Directive ▸
Of all the lines in the records below, how many hold the word "svislé"? Give the number alone.

Records for the task ▸
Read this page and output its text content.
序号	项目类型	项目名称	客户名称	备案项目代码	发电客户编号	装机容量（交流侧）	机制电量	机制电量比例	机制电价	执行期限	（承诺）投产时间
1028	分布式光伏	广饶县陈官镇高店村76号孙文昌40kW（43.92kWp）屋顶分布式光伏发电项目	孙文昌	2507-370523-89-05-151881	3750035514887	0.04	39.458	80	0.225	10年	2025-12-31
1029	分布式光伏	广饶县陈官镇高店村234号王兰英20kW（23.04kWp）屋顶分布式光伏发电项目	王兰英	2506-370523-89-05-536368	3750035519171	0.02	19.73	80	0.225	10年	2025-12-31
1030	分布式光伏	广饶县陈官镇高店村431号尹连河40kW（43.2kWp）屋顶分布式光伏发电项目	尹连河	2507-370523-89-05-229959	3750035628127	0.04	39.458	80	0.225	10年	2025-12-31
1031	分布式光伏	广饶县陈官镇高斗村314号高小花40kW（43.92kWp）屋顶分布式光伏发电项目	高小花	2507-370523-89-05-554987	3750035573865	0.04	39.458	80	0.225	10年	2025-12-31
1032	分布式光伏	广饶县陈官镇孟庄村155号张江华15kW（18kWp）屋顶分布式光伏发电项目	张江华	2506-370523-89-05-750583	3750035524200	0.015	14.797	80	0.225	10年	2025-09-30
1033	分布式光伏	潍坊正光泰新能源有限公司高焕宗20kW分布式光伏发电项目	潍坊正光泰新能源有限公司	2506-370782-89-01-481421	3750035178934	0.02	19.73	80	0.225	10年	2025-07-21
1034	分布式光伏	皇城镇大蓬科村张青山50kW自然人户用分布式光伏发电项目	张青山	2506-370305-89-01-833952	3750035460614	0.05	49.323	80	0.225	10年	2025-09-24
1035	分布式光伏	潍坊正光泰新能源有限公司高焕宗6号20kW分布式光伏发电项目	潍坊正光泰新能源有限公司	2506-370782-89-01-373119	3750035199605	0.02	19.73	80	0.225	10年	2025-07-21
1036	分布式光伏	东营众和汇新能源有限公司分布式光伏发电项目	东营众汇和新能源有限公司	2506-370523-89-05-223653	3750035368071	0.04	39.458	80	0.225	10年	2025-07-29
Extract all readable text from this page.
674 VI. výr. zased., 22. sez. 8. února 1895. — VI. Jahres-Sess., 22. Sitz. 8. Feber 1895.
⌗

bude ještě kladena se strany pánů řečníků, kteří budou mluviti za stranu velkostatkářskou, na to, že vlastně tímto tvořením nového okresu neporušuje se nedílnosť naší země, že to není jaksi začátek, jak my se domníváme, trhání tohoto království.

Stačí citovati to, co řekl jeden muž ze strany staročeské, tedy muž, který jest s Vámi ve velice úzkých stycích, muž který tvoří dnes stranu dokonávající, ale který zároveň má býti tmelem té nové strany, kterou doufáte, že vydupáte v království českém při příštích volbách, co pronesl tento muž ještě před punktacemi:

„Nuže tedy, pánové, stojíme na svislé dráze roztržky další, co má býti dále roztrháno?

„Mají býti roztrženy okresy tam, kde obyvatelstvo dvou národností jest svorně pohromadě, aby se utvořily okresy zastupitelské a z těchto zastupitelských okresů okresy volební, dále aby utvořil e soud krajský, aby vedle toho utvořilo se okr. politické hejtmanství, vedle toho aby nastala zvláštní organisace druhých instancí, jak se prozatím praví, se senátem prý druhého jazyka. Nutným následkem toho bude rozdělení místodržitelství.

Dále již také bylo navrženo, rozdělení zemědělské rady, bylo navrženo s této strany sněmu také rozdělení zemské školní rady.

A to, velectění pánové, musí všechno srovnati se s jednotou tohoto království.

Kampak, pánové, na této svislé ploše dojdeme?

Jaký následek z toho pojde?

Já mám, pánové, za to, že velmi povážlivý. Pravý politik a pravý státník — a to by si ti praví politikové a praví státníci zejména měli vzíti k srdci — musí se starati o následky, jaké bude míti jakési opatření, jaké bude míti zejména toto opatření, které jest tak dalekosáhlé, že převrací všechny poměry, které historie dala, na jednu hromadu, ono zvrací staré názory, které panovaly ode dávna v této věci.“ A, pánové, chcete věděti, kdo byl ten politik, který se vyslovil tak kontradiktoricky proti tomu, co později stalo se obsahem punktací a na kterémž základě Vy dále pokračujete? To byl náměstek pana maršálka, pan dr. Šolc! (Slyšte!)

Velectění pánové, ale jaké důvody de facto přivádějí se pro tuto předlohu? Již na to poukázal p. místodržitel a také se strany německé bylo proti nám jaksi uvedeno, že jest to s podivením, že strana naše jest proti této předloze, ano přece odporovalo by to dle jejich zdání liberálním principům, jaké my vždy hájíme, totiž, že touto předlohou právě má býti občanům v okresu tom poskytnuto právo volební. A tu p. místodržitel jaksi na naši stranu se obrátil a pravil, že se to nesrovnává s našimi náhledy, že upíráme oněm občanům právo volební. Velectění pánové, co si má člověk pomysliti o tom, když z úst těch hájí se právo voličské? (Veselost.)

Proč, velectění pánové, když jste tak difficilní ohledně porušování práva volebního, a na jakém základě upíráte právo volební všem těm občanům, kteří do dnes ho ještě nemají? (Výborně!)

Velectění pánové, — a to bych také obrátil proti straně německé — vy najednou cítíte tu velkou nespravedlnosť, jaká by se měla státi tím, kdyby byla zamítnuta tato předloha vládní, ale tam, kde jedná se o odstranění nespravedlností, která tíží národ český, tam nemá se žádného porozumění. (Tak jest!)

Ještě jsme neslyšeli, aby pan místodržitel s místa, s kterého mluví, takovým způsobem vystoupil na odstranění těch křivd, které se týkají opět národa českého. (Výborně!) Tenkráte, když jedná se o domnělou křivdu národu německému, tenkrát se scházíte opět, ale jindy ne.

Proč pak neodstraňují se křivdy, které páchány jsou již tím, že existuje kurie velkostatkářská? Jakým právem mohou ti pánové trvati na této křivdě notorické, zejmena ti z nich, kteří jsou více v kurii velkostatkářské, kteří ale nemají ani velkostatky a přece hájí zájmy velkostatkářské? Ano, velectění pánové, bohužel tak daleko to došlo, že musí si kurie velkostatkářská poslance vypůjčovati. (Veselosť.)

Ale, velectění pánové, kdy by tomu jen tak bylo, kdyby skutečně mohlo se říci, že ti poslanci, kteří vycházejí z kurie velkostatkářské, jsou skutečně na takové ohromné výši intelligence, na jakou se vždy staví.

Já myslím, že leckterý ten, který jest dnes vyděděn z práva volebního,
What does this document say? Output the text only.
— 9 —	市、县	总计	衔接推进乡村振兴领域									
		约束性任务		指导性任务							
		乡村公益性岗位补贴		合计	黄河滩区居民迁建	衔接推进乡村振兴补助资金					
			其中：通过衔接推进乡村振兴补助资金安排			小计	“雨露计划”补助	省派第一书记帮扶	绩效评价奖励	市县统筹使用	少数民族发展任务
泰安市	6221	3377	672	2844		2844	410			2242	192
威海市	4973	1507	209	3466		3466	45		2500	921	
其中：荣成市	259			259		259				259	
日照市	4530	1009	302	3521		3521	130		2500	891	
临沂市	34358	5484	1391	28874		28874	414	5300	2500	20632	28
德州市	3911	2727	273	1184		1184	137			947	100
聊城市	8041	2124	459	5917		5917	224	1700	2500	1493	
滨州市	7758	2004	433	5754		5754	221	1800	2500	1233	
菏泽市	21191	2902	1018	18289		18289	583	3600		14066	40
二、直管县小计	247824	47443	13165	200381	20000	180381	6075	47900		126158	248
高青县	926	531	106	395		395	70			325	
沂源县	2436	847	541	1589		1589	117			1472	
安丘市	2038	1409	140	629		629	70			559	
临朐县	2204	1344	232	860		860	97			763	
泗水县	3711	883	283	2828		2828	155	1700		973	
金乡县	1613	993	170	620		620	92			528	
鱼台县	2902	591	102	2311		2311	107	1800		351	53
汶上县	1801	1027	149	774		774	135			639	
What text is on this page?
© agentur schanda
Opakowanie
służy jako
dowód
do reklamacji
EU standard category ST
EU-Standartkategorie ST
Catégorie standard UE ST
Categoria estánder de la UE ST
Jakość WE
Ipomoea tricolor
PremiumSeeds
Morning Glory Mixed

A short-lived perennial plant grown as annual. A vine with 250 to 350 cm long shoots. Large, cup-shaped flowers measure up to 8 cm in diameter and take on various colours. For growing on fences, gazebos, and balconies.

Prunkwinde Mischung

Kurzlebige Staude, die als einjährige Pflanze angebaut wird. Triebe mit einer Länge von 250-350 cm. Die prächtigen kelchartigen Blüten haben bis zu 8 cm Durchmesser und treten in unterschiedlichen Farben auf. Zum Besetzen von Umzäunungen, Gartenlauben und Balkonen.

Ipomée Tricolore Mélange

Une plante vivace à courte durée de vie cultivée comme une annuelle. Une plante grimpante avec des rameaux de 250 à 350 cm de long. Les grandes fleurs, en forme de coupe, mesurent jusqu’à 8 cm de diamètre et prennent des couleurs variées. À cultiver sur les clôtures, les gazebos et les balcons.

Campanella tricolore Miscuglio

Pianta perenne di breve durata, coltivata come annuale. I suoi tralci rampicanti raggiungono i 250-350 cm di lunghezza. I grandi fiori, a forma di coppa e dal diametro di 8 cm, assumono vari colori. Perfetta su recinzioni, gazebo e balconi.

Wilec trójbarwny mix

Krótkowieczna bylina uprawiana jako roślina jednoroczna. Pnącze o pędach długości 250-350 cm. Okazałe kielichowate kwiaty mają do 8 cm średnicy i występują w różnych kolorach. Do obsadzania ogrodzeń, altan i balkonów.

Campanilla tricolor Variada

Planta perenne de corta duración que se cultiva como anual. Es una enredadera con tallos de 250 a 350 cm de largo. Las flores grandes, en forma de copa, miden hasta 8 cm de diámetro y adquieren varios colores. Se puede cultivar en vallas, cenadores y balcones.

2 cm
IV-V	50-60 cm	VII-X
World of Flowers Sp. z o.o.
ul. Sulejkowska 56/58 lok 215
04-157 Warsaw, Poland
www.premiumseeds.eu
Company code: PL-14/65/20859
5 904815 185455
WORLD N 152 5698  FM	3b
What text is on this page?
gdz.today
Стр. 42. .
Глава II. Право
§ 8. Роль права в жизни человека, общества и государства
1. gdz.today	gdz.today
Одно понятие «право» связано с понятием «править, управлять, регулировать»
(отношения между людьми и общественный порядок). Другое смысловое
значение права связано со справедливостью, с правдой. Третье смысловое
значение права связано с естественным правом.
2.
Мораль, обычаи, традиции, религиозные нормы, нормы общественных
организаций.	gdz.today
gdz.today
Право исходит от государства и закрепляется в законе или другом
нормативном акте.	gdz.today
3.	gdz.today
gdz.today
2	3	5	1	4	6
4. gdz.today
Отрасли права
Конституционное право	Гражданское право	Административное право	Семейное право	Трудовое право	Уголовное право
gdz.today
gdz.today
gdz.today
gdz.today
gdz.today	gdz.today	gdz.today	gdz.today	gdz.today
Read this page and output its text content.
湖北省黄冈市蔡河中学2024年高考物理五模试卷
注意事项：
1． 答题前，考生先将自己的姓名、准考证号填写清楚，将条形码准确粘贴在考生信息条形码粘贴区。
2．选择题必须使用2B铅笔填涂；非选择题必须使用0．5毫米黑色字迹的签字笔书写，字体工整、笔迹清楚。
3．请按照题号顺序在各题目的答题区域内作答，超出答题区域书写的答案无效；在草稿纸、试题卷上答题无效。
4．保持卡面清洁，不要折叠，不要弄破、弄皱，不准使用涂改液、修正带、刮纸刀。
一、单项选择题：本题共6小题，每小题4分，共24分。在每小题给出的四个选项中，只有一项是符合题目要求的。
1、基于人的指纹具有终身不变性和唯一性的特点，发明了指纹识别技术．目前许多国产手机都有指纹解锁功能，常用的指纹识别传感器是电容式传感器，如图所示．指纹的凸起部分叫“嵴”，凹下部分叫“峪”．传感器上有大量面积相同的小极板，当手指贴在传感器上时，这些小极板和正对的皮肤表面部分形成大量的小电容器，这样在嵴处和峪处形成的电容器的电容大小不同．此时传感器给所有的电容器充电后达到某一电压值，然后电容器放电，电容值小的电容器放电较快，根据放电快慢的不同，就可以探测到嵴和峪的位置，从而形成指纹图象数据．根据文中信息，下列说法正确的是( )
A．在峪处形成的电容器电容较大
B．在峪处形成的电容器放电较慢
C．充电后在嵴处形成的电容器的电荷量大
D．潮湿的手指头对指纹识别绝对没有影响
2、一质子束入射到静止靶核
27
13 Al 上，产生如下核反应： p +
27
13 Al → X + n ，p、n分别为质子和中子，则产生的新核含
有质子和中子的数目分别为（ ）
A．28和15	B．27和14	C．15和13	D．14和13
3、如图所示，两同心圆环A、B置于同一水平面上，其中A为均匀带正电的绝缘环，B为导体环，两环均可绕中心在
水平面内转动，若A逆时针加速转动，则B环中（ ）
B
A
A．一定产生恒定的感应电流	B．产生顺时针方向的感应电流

Task response ▸
2